> **Exercise directions**: Find the lines that hold "bolnišnicah". Report only how many there are.

------

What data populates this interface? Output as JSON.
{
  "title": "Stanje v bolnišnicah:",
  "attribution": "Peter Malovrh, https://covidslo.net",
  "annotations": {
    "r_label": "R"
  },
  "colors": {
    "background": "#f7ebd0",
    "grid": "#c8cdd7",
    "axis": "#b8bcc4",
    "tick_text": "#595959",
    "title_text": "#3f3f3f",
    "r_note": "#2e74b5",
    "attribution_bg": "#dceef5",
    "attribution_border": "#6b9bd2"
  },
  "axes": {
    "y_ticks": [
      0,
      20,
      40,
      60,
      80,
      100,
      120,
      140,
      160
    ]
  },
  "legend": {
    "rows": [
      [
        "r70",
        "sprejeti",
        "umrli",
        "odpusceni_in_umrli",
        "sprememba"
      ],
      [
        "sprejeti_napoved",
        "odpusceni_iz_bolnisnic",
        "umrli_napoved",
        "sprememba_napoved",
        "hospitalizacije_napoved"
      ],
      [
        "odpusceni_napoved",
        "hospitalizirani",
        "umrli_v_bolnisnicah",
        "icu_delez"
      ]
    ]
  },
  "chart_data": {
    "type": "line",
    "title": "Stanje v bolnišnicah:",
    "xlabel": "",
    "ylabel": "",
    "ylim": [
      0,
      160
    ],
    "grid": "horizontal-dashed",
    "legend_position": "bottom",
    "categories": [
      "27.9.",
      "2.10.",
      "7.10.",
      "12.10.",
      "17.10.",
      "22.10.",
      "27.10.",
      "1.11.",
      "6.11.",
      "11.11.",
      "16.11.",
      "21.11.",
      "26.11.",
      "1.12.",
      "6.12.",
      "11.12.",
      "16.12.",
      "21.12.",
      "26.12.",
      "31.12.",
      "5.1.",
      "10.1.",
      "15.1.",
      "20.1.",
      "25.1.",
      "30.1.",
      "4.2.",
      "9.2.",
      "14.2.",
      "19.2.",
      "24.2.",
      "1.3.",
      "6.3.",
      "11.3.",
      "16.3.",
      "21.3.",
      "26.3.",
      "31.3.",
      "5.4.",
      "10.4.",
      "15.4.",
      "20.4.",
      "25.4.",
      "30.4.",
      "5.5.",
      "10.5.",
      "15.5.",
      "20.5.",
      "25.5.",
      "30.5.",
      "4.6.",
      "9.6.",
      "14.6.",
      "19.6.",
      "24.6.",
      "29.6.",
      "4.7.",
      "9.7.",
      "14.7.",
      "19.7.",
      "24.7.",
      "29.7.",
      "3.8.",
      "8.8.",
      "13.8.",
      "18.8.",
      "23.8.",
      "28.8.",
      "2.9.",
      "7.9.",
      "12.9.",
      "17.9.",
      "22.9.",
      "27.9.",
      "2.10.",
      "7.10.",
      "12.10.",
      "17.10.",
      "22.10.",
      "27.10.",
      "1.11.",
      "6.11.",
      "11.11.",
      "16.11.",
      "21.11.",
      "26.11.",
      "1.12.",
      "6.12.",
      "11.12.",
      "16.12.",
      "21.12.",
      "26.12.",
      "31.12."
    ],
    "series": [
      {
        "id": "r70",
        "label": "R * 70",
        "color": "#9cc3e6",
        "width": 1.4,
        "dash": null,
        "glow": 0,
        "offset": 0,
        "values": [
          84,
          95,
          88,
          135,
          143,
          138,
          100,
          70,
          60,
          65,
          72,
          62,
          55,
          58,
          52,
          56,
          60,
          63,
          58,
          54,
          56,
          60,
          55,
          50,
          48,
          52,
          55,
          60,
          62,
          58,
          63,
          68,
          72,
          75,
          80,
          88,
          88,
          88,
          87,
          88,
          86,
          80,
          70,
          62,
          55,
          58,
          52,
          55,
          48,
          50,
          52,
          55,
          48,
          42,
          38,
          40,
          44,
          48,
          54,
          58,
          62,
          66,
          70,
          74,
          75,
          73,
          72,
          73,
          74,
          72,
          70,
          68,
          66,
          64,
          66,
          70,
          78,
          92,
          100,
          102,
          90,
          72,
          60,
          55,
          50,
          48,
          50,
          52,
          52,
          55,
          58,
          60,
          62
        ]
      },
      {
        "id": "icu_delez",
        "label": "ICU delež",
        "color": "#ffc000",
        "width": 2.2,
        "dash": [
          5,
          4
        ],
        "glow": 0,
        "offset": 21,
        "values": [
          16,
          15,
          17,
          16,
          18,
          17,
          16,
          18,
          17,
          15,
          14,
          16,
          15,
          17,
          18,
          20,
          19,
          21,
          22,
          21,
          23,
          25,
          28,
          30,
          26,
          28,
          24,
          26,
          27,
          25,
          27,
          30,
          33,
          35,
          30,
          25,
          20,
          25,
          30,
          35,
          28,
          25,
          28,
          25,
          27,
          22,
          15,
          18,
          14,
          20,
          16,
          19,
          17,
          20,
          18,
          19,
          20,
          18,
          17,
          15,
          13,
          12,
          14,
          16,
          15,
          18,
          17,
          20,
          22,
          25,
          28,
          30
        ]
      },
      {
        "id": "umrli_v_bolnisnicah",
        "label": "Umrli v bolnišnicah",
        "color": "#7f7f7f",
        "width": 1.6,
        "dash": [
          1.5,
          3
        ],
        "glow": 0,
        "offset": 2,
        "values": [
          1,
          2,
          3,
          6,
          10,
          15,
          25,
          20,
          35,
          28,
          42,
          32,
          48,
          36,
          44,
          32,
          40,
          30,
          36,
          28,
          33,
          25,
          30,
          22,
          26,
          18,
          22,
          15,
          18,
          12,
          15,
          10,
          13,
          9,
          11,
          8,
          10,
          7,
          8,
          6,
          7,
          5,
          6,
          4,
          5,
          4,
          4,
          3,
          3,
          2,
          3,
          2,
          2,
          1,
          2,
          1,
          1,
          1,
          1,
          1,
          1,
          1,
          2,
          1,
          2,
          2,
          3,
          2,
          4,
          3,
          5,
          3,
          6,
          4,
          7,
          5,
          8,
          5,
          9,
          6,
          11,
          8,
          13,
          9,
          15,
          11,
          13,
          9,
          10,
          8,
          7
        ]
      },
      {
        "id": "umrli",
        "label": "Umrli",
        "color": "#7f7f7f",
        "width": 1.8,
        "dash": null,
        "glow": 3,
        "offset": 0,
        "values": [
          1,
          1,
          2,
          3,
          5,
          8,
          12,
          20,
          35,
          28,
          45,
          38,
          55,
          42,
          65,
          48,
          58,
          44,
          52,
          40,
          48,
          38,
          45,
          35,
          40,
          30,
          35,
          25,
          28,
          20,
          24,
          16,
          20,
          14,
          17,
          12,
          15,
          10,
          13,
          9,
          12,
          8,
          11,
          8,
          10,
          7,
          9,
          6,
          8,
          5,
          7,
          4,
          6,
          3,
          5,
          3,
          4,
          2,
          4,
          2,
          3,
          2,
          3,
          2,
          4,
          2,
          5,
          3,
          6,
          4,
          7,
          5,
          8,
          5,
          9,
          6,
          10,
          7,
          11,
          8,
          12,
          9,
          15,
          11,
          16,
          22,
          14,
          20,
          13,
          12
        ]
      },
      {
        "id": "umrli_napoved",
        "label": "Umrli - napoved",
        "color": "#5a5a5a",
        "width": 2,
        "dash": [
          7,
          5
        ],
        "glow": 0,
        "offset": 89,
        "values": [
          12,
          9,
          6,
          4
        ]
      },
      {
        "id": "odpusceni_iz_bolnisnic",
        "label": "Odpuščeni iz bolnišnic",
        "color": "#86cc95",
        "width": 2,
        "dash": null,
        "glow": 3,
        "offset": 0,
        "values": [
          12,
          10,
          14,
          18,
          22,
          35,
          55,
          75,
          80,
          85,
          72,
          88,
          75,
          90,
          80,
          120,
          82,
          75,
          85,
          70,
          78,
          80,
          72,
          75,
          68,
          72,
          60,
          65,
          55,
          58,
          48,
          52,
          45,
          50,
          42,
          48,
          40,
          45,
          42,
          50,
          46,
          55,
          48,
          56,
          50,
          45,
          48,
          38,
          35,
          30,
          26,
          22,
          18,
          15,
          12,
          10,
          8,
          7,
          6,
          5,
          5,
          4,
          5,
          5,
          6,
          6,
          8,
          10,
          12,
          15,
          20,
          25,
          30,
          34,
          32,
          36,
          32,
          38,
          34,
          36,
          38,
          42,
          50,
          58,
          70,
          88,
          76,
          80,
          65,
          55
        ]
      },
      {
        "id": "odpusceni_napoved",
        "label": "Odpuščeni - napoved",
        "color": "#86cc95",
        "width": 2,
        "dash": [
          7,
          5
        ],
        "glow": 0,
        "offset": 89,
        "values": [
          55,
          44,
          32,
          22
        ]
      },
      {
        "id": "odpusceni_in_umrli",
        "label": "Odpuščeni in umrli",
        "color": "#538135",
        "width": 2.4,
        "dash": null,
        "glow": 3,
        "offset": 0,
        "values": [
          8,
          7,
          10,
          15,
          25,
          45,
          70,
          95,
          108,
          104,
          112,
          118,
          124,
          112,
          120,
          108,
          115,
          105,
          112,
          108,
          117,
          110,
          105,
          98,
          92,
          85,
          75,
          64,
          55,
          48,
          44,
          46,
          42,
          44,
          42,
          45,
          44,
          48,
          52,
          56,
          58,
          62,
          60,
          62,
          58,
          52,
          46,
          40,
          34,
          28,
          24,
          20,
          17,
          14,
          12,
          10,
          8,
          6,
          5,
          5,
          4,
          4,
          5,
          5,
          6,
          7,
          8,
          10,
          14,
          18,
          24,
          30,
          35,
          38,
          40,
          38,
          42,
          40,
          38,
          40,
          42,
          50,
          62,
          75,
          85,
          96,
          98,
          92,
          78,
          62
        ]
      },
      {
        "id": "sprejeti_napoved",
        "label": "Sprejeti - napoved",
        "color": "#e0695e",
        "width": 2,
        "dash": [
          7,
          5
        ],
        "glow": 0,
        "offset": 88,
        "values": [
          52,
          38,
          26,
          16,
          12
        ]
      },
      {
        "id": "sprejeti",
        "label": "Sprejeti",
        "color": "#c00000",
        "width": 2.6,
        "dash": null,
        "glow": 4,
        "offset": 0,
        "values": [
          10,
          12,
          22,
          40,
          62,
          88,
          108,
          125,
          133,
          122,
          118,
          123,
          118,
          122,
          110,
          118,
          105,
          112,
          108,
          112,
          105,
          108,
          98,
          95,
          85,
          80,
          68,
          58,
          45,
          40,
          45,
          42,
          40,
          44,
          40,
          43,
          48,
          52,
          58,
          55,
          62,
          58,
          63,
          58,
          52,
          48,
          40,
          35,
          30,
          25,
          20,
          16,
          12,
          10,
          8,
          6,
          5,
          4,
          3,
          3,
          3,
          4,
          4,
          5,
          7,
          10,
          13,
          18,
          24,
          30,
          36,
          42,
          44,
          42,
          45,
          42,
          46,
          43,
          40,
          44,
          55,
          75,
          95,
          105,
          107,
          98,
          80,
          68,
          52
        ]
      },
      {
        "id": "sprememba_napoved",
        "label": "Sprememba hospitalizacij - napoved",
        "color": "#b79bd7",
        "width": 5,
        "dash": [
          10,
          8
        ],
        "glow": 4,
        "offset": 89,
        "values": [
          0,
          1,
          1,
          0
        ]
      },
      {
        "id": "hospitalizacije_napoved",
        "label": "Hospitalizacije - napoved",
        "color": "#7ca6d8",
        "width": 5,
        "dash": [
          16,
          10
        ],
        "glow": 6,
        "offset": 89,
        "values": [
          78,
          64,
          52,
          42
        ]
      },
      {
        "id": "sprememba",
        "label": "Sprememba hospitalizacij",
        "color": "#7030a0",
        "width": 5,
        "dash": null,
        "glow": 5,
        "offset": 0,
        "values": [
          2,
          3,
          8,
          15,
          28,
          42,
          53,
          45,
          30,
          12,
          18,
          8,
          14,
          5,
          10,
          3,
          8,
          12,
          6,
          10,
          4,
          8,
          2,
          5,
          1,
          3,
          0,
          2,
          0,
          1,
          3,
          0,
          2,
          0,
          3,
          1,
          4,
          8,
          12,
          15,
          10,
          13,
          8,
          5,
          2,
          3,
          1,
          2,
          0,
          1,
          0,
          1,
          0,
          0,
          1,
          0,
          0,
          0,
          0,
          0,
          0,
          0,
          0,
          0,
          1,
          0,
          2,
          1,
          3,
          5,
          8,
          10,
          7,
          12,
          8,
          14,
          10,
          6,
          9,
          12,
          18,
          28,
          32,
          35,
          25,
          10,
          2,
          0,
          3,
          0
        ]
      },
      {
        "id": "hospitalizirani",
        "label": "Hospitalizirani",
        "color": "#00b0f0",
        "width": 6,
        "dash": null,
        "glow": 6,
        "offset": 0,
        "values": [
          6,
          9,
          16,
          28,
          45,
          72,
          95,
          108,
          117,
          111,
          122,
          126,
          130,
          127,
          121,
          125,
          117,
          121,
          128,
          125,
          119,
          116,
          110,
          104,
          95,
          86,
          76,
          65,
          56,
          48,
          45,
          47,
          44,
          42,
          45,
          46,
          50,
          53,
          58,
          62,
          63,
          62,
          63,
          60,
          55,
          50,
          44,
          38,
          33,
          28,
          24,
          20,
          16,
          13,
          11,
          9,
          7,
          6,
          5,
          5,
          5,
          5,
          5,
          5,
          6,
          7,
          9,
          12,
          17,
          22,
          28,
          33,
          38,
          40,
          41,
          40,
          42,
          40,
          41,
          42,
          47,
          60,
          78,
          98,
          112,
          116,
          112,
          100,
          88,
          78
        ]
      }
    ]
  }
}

------

> **Task output**: 3